**WORK REQUIRED**. Would you quote the material below in full and unchanged?

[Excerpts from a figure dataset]
============================================================

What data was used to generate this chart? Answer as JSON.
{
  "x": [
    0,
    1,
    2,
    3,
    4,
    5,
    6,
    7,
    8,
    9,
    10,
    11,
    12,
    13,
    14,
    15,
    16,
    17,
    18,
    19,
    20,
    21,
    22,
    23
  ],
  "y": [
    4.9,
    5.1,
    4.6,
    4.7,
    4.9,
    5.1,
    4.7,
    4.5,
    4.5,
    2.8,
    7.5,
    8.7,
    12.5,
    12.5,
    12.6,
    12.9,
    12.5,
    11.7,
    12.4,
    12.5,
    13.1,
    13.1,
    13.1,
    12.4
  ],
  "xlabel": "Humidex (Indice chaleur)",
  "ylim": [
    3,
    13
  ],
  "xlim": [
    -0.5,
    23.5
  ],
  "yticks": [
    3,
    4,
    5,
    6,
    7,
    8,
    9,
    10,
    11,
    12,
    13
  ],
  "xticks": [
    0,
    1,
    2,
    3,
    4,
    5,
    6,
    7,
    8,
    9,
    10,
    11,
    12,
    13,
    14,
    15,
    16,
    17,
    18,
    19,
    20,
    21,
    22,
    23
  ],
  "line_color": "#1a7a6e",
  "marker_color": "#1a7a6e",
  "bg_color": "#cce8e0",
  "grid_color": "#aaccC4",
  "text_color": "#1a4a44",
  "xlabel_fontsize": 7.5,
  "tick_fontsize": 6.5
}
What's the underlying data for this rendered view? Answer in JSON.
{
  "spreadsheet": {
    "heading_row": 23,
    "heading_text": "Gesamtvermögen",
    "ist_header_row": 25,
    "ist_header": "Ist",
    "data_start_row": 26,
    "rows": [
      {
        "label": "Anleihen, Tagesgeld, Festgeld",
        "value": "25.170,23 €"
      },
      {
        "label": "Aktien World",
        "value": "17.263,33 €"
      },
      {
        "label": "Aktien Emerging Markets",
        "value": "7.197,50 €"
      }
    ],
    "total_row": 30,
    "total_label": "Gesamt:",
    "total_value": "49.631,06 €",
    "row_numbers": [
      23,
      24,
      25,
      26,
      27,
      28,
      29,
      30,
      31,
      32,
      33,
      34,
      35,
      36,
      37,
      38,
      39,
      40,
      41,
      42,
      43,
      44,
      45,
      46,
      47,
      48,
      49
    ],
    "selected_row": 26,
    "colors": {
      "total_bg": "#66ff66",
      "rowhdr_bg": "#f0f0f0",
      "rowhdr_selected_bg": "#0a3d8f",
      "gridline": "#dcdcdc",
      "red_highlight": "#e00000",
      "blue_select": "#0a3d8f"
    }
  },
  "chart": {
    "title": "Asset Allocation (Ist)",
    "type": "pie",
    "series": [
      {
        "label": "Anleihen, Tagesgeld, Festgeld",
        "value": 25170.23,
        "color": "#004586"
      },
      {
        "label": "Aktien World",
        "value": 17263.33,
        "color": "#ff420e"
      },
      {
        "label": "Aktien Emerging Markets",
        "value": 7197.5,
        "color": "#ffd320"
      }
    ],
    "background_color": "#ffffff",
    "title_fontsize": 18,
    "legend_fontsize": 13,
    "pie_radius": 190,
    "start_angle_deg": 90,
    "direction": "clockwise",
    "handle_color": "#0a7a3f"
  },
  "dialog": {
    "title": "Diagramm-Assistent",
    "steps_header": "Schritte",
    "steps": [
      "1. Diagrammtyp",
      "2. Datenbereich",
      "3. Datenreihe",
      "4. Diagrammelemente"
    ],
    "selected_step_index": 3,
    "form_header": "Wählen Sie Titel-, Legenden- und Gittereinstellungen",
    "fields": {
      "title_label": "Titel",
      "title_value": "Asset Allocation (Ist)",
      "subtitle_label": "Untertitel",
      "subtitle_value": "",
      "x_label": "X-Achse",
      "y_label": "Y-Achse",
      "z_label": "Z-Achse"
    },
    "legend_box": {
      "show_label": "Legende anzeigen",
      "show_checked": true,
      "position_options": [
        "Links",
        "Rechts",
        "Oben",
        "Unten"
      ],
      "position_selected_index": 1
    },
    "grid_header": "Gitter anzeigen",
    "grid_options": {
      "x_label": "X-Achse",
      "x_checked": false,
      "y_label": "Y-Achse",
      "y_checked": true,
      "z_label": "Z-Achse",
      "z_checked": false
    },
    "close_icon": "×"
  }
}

============================================================

**REPLY TO THE EXERCISE**.
What data was used to generate this chart? Answer as JSON.
{
  "x": [
    0,
    1,
    2,
    3,
    4,
    5,
    6,
    7,
    8,
    9,
    10,
    11,
    12,
    13,
    14,
    15,
    16,
    17,
    18,
    19,
    20,
    21,
    22,
    23
  ],
  "y": [
    4.9,
    5.1,
    4.6,
    4.7,
    4.9,
    5.1,
    4.7,
    4.5,
    4.5,
    2.8,
    7.5,
    8.7,
    12.5,
    12.5,
    12.6,
    12.9,
    12.5,
    11.7,
    12.4,
    12.5,
    13.1,
    13.1,
    13.1,
    12.4
  ],
  "xlabel": "Humidex (Indice chaleur)",
  "ylim": [
    3,
    13
  ],
  "xlim": [
    -0.5,
    23.5
  ],
  "yticks": [
    3,
    4,
    5,
    6,
    7,
    8,
    9,
    10,
    11,
    12,
    13
  ],
  "xticks": [
    0,
    1,
    2,
    3,
    4,
    5,
    6,
    7,
    8,
    9,
    10,
    11,
    12,
    13,
    14,
    15,
    16,
    17,
    18,
    19,
    20,
    21,
    22,
    23
  ],
  "line_color": "#1a7a6e",
  "marker_color": "#1a7a6e",
  "bg_color": "#cce8e0",
  "grid_color": "#aaccC4",
  "text_color": "#1a4a44",
  "xlabel_fontsize": 7.5,
  "tick_fontsize": 6.5
}
What's the underlying data for this rendered view? Answer in JSON.
{
  "spreadsheet": {
    "heading_row": 23,
    "heading_text": "Gesamtvermögen",
    "ist_header_row": 25,
    "ist_header": "Ist",
    "data_start_row": 26,
    "rows": [
      {
        "label": "Anleihen, Tagesgeld, Festgeld",
        "value": "25.170,23 €"
      },
      {
        "label": "Aktien World",
        "value": "17.263,33 €"
      },
      {
        "label": "Aktien Emerging Markets",
        "value": "7.197,50 €"
      }
    ],
    "total_row": 30,
    "total_label": "Gesamt:",
    "total_value": "49.631,06 €",
    "row_numbers": [
      23,
      24,
      25,
      26,
      27,
      28,
      29,
      30,
      31,
      32,
      33,
      34,
      35,
      36,
      37,
      38,
      39,
      40,
      41,
      42,
      43,
      44,
      45,
      46,
      47,
      48,
      49
    ],
    "selected_row": 26,
    "colors": {
      "total_bg": "#66ff66",
      "rowhdr_bg": "#f0f0f0",
      "rowhdr_selected_bg": "#0a3d8f",
      "gridline": "#dcdcdc",
      "red_highlight": "#e00000",
      "blue_select": "#0a3d8f"
    }
  },
  "chart": {
    "title": "Asset Allocation (Ist)",
    "type": "pie",
    "series": [
      {
        "label": "Anleihen, Tagesgeld, Festgeld",
        "value": 25170.23,
        "color": "#004586"
      },
      {
        "label": "Aktien World",
        "value": 17263.33,
        "color": "#ff420e"
      },
      {
        "label": "Aktien Emerging Markets",
        "value": 7197.5,
        "color": "#ffd320"
      }
    ],
    "background_color": "#ffffff",
    "title_fontsize": 18,
    "legend_fontsize": 13,
    "pie_radius": 190,
    "start_angle_deg": 90,
    "direction": "clockwise",
    "handle_color": "#0a7a3f"
  },
  "dialog": {
    "title": "Diagramm-Assistent",
    "steps_header": "Schritte",
    "steps": [
      "1. Diagrammtyp",
      "2. Datenbereich",
      "3. Datenreihe",
      "4. Diagrammelemente"
    ],
    "selected_step_index": 3,
    "form_header": "Wählen Sie Titel-, Legenden- und Gittereinstellungen",
    "fields": {
      "title_label": "Titel",
      "title_value": "Asset Allocation (Ist)",
      "subtitle_label": "Untertitel",
      "subtitle_value": "",
      "x_label": "X-Achse",
      "y_label": "Y-Achse",
      "z_label": "Z-Achse"
    },
    "legend_box": {
      "show_label": "Legende anzeigen",
      "show_checked": true,
      "position_options": [
        "Links",
        "Rechts",
        "Oben",
        "Unten"
      ],
      "position_selected_index": 1
    },
    "grid_header": "Gitter anzeigen",
    "grid_options": {
      "x_label": "X-Achse",
      "x_checked": false,
      "y_label": "Y-Achse",
      "y_checked": true,
      "z_label": "Z-Achse",
      "z_checked": false
    },
    "close_icon": "×"
  }
}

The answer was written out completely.